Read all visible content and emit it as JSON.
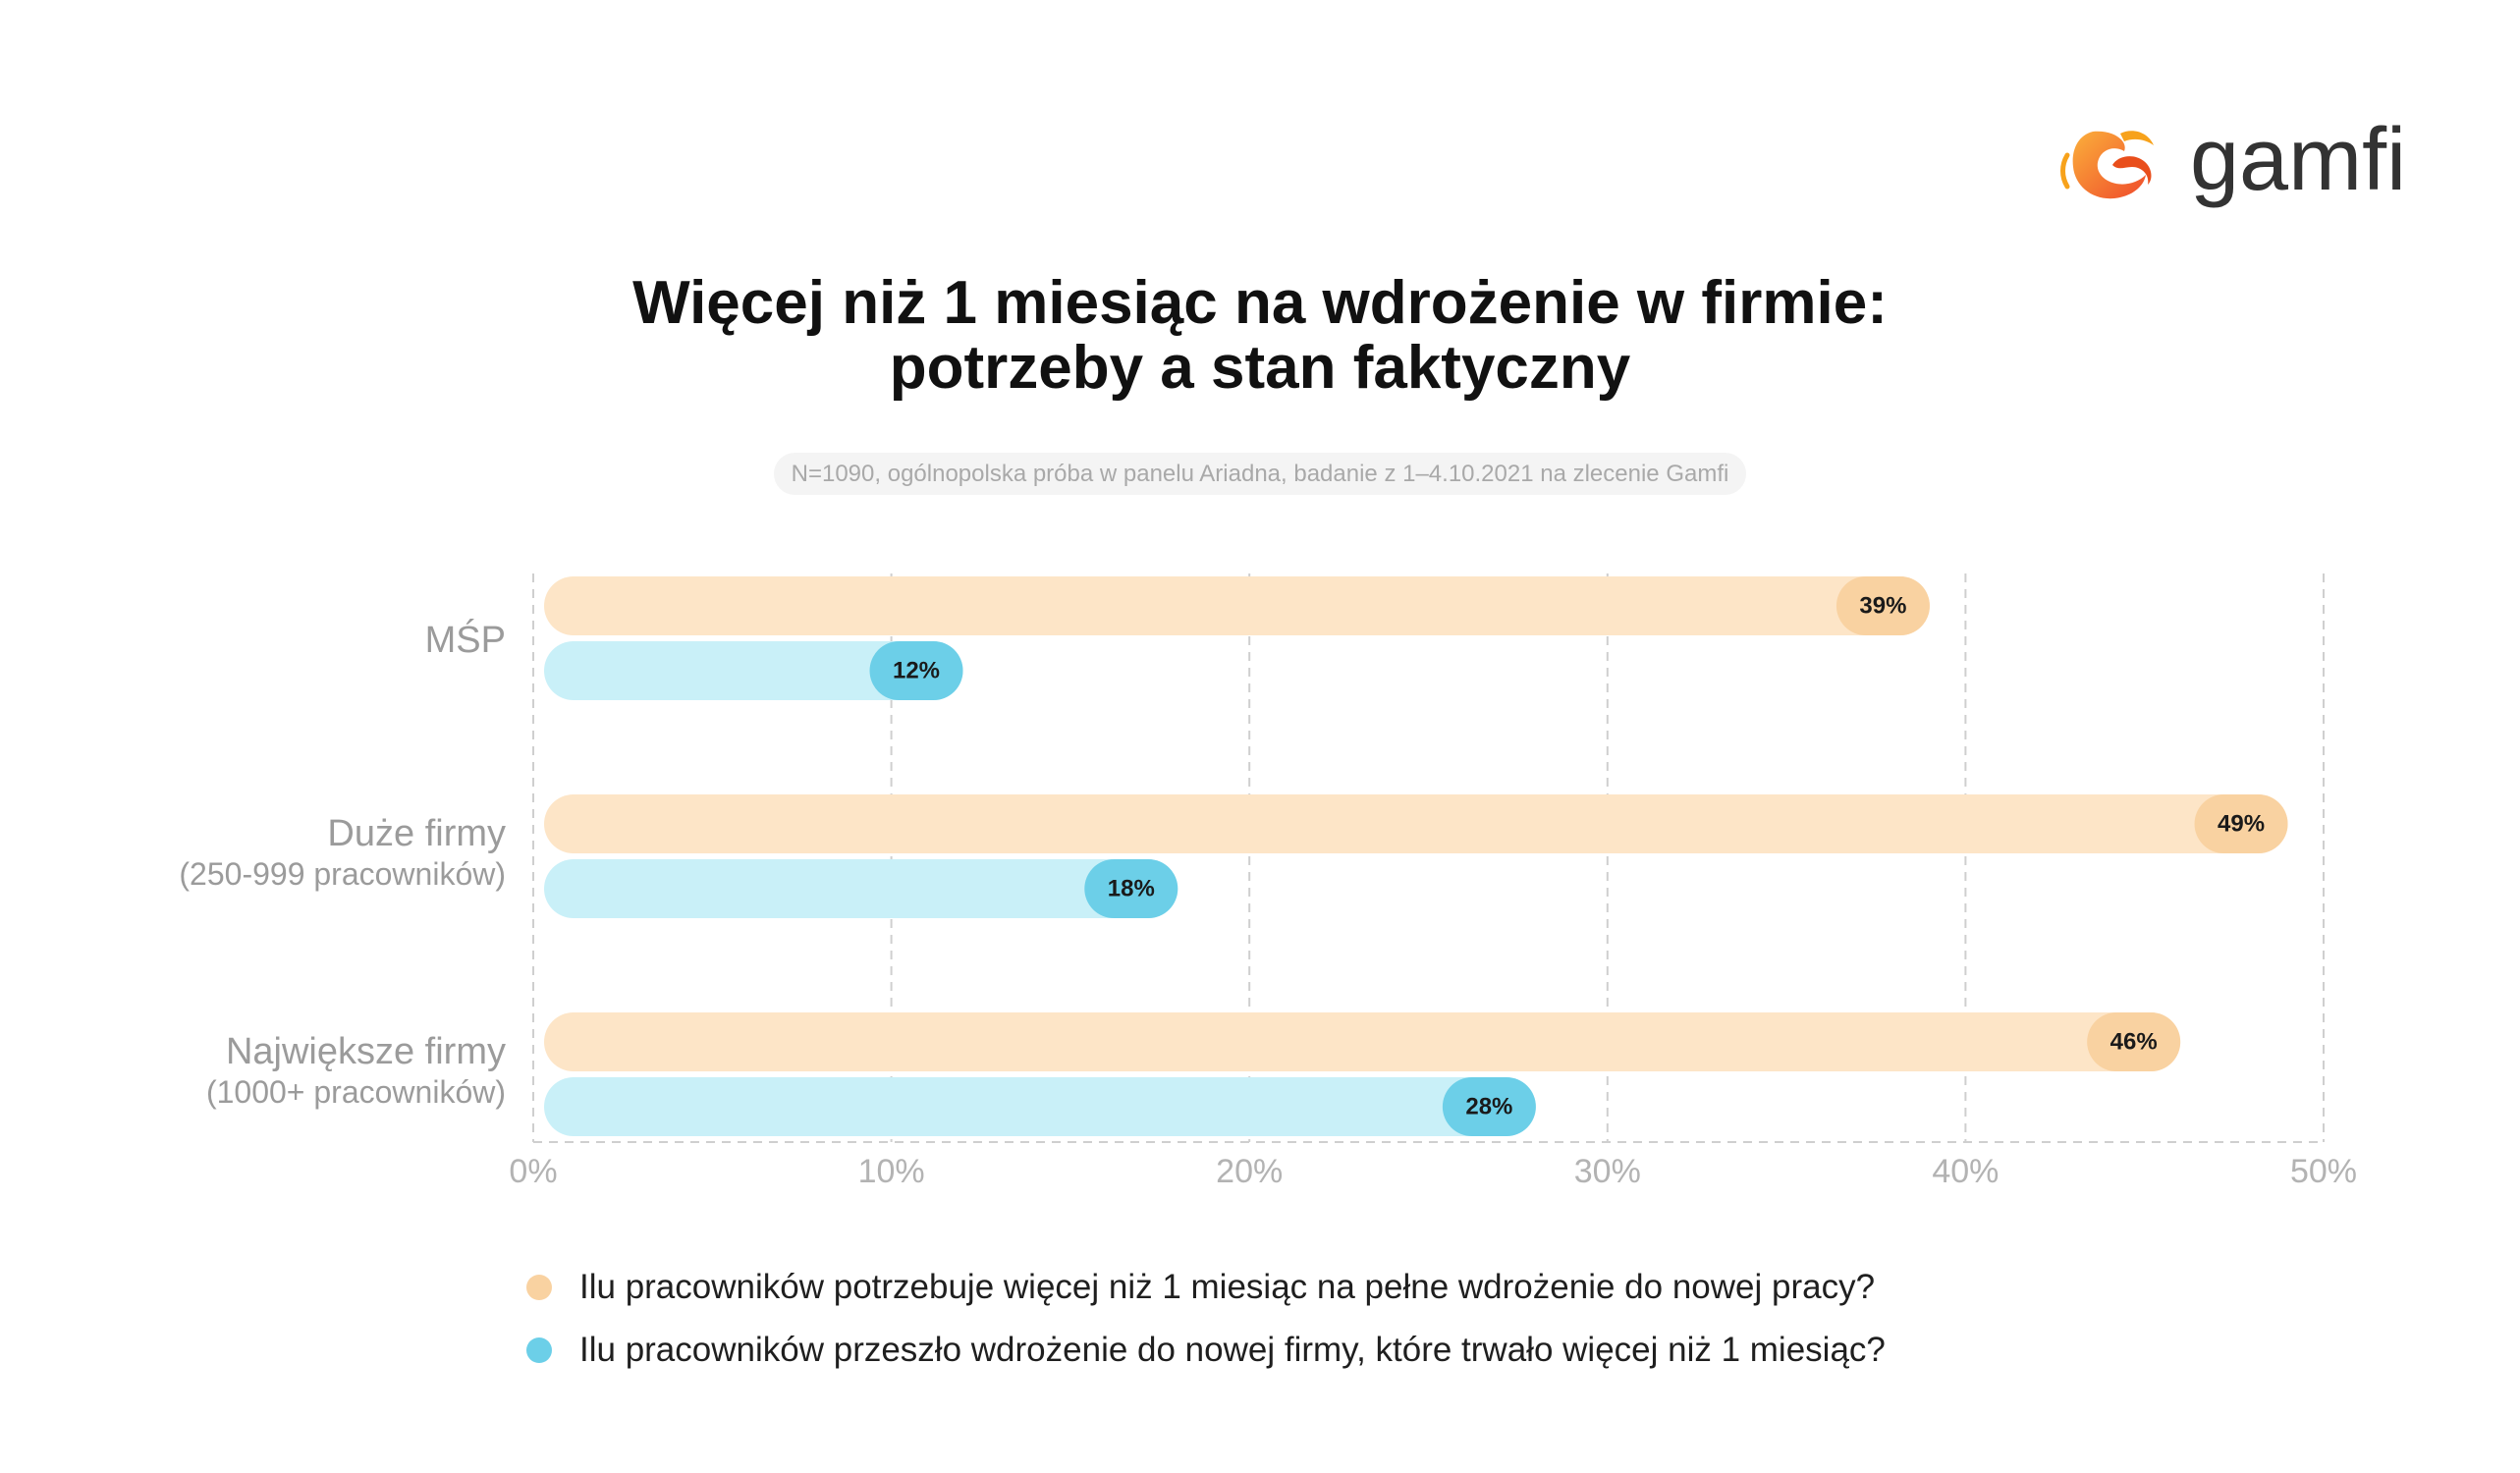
{
  "brand": {
    "name": "gamfi",
    "logo_icon": "gamfi-flame-swirl-icon",
    "colors": {
      "orange": "#F7A21B",
      "red": "#E94E1B",
      "text": "#333333"
    }
  },
  "chart_data": {
    "type": "bar",
    "orientation": "horizontal",
    "title": [
      "Więcej niż 1 miesiąc na wdrożenie w firmie:",
      "potrzeby a stan faktyczny"
    ],
    "subtitle": "N=1090, ogólnopolska próba w panelu Ariadna, badanie z 1–4.10.2021 na zlecenie Gamfi",
    "categories": [
      "MŚP",
      "Duże firmy",
      "Największe firmy"
    ],
    "category_sublabels": [
      "",
      "(250-999 pracowników)",
      "(1000+ pracowników)"
    ],
    "series": [
      {
        "name": "Ilu pracowników potrzebuje więcej niż 1 miesiąc na pełne wdrożenie do nowej pracy?",
        "values": [
          39,
          49,
          46
        ],
        "value_labels": [
          "39%",
          "49%",
          "46%"
        ],
        "bar_color": "#FDE5C7",
        "accent_color": "#F9D2A1"
      },
      {
        "name": "Ilu pracowników przeszło wdrożenie do nowej firmy, które trwało więcej niż 1 miesiąc?",
        "values": [
          12,
          18,
          28
        ],
        "value_labels": [
          "12%",
          "18%",
          "28%"
        ],
        "bar_color": "#C9F0F8",
        "accent_color": "#6CCFE8"
      }
    ],
    "xlim": [
      0,
      50
    ],
    "x_ticks": [
      0,
      10,
      20,
      30,
      40,
      50
    ],
    "x_tick_labels": [
      "0%",
      "10%",
      "20%",
      "30%",
      "40%",
      "50%"
    ],
    "xlabel": "",
    "ylabel": "",
    "grid": "vertical dashed",
    "legend": "bottom"
  }
}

================================

## To be done
Write the records above out again exactly, with no pictures in your copy.

## Exercise response
Read all visible content and emit it as JSON.
{
  "brand": {
    "name": "gamfi",
    "logo_icon": "gamfi-flame-swirl-icon",
    "colors": {
      "orange": "#F7A21B",
      "red": "#E94E1B",
      "text": "#333333"
    }
  },
  "chart_data": {
    "type": "bar",
    "orientation": "horizontal",
    "title": [
      "Więcej niż 1 miesiąc na wdrożenie w firmie:",
      "potrzeby a stan faktyczny"
    ],
    "subtitle": "N=1090, ogólnopolska próba w panelu Ariadna, badanie z 1–4.10.2021 na zlecenie Gamfi",
    "categories": [
      "MŚP",
      "Duże firmy",
      "Największe firmy"
    ],
    "category_sublabels": [
      "",
      "(250-999 pracowników)",
      "(1000+ pracowników)"
    ],
    "series": [
      {
        "name": "Ilu pracowników potrzebuje więcej niż 1 miesiąc na pełne wdrożenie do nowej pracy?",
        "values": [
          39,
          49,
          46
        ],
        "value_labels": [
          "39%",
          "49%",
          "46%"
        ],
        "bar_color": "#FDE5C7",
        "accent_color": "#F9D2A1"
      },
      {
        "name": "Ilu pracowników przeszło wdrożenie do nowej firmy, które trwało więcej niż 1 miesiąc?",
        "values": [
          12,
          18,
          28
        ],
        "value_labels": [
          "12%",
          "18%",
          "28%"
        ],
        "bar_color": "#C9F0F8",
        "accent_color": "#6CCFE8"
      }
    ],
    "xlim": [
      0,
      50
    ],
    "x_ticks": [
      0,
      10,
      20,
      30,
      40,
      50
    ],
    "x_tick_labels": [
      "0%",
      "10%",
      "20%",
      "30%",
      "40%",
      "50%"
    ],
    "xlabel": "",
    "ylabel": "",
    "grid": "vertical dashed",
    "legend": "bottom"
  }
}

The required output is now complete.